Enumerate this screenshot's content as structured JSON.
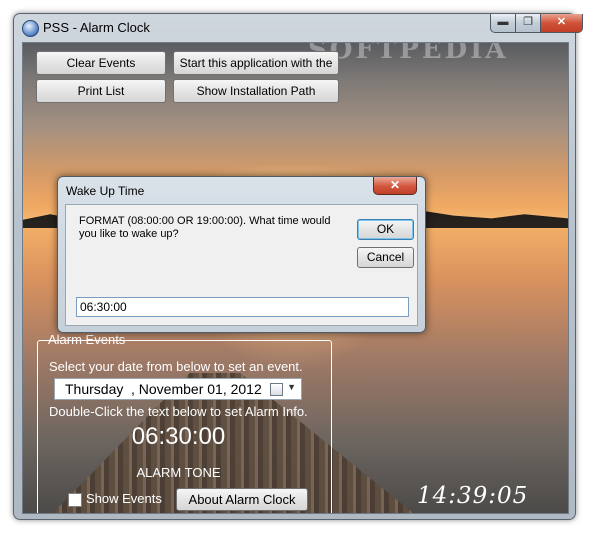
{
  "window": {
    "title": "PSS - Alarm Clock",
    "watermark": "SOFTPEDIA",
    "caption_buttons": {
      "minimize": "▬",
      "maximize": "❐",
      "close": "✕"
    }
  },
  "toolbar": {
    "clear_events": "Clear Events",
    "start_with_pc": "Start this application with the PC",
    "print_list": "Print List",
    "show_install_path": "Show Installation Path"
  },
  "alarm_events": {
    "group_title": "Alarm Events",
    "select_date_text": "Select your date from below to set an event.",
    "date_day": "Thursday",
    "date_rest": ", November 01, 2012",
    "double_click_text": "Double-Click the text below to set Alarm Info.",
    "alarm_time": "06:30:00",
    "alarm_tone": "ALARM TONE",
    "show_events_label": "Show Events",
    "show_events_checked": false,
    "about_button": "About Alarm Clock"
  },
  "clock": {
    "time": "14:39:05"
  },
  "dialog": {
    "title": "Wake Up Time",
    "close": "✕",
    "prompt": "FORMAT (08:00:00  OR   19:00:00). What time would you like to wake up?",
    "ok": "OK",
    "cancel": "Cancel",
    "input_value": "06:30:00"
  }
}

==

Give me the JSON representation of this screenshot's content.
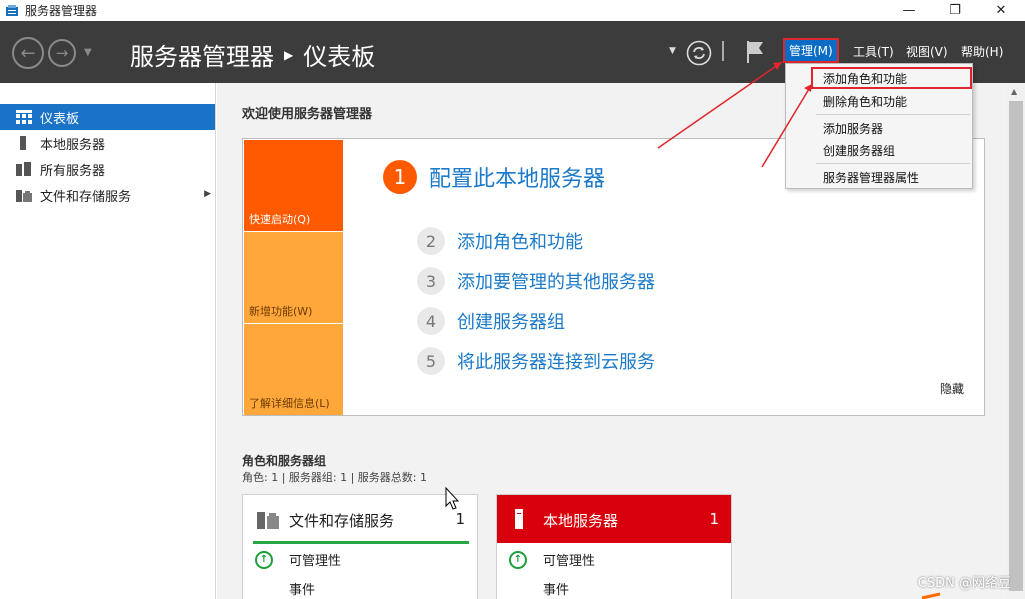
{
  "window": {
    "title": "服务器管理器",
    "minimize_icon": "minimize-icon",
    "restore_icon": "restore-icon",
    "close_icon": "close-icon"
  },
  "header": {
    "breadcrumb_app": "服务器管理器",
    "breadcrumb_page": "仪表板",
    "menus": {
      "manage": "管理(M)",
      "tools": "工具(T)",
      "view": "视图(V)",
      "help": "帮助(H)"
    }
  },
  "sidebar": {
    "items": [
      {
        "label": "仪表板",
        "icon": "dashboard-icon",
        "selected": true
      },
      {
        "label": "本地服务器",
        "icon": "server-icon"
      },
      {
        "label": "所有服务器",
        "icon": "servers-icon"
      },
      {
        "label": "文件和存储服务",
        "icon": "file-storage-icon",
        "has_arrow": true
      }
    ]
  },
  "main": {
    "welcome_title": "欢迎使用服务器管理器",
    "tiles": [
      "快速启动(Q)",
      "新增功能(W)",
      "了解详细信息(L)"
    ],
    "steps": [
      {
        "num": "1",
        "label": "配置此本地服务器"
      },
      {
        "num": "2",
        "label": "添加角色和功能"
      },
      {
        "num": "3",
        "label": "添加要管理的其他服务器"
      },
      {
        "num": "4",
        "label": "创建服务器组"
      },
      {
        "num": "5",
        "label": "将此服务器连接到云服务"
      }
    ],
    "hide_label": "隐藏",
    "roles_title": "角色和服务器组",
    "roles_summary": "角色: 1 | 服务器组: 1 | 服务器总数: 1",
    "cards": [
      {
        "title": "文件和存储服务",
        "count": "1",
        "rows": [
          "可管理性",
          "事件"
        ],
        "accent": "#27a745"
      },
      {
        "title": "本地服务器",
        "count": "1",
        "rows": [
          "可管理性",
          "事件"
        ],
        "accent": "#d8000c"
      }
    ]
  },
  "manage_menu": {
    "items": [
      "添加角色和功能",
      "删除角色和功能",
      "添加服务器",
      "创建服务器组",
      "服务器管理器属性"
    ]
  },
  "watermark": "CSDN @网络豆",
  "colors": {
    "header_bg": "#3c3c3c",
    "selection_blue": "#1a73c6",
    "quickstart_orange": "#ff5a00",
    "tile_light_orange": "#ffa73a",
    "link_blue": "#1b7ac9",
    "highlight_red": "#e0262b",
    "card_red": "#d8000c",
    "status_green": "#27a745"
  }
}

Exercise: From the listing, copy every line where the string "icon" appears.

Task answer:
    "minimize_icon": "minimize-icon",
    "restore_icon": "restore-icon",
    "close_icon": "close-icon"
        "icon": "dashboard-icon",
        "icon": "server-icon"
        "icon": "servers-icon"
        "icon": "file-storage-icon",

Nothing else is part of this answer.